══ EXCERPTED PASSAGE
NEWS

Cleco shareholders approve sale

Jeff Matthews

Cleco Corp. shareholders approved the company’s sale into private hands in a vote Thursday.

An agreement is in place for Pineville-based Cleco to be acquired by a North American investor group led by Macquarie Infrastructure and Real Assets and by British Columbia Investment Corporation.

One of the major approvals needed for the deal to be finalized was a shareholder vote. Votes were tallied at a shareholder meeting Thursday. The proposal passed with more than 94 percent of votes cast in support, which is equal to approximately 77 percent of all shares outstanding.

Shareholders also voted Thursday in favor of compensation packages that Cleco executives contractually receive as part of a change in control. That vote, which is required by Security and Exchange Commission regulations, is non-binding.

“We are pleased to have received such tremendous support from our shareholders and are equally as pleased to have structured a transaction that delivers this premium valuation opportunity to all of our public investors,” said Bruce Williamson, chairman, president and chief executive officer of Cleco Corp. “We will continue to work through the regulatory approval process as we seek to close the transaction that will benefit all of our stakeholders.”
════
══ ROWS
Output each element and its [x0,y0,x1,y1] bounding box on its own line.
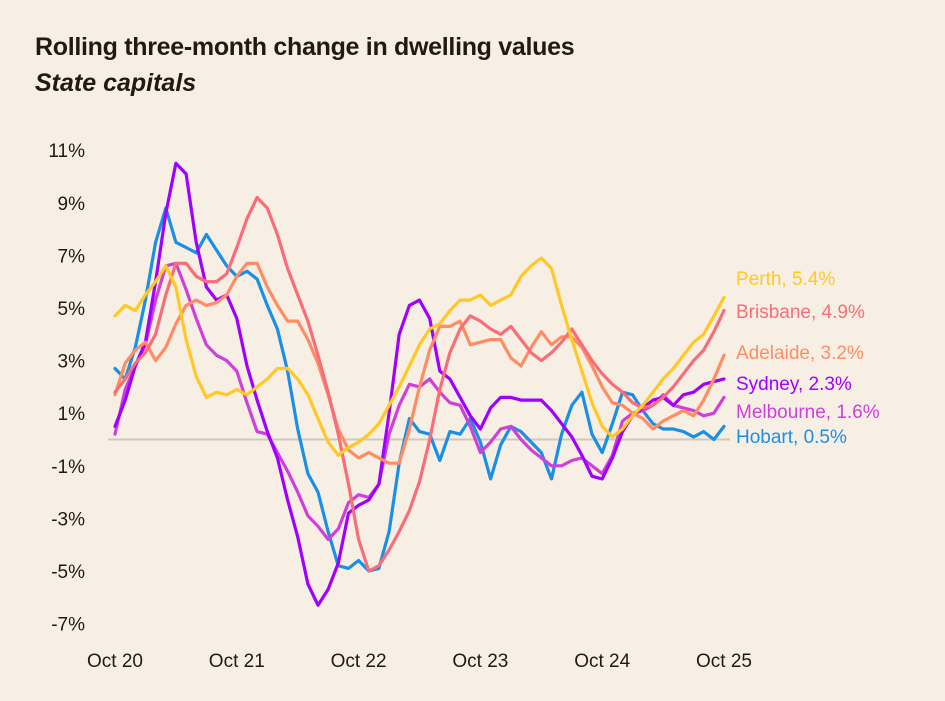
end-label-hobart: Hobart, 0.5% [736,427,847,448]
x-tick-label: Oct 20 [87,651,143,672]
series-line-adelaide [113,261,726,465]
y-tick-label: -5% [51,562,85,583]
end-label-sydney: Sydney, 2.3% [736,374,852,395]
y-tick-label: -1% [51,457,85,478]
series-line-sydney [113,161,726,607]
y-tick-label: 3% [58,352,86,373]
y-tick-label: 7% [58,246,86,267]
y-tick-label: 5% [58,299,86,320]
y-tick-label: 1% [58,404,86,425]
x-tick-label: Oct 25 [696,651,752,672]
end-label-perth: Perth, 5.4% [736,269,835,290]
end-label-melbourne: Melbourne, 1.6% [736,402,880,423]
end-labels: Perth, 5.4% Brisbane, 4.9% Adelaide, 3.2% S… [736,269,880,448]
y-tick-label: 9% [58,194,86,215]
y-tick-label: 11% [48,141,85,162]
x-tick-label: Oct 21 [209,651,265,672]
x-axis: Oct 20 Oct 21 Oct 22 Oct 23 Oct 24 Oct 25 [87,651,752,672]
x-tick-label: Oct 24 [574,651,630,672]
y-axis: 11% 9% 7% 5% 3% 1% -1% -3% -5% -7% [48,141,85,635]
end-label-adelaide: Adelaide, 3.2% [736,343,864,364]
y-tick-label: -3% [51,509,85,530]
y-tick-label: -7% [51,615,85,636]
chart-subtitle: State capitals [35,69,197,97]
chart-title: Rolling three-month change in dwelling v… [35,33,575,61]
x-tick-label: Oct 22 [331,651,387,672]
x-tick-label: Oct 23 [452,651,508,672]
series-lines [113,161,726,607]
series-line-brisbane [113,195,726,573]
series-line-perth [113,256,726,457]
end-label-brisbane: Brisbane, 4.9% [736,302,865,323]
════
→ EXERCISE DIRECTIONS:
Answer these questions from the article on the Cleco shareholder vote, one per line:
(a) In what place is Cleco based?
(b) What percentage of votes cast supported the sale proposal?
(c) What positions does Bruce Williamson hold at Cleco Corp.?

→ REPLY:
(a) Pineville
(b) More than 94 percent
(c) Chairman, president and chief executive officer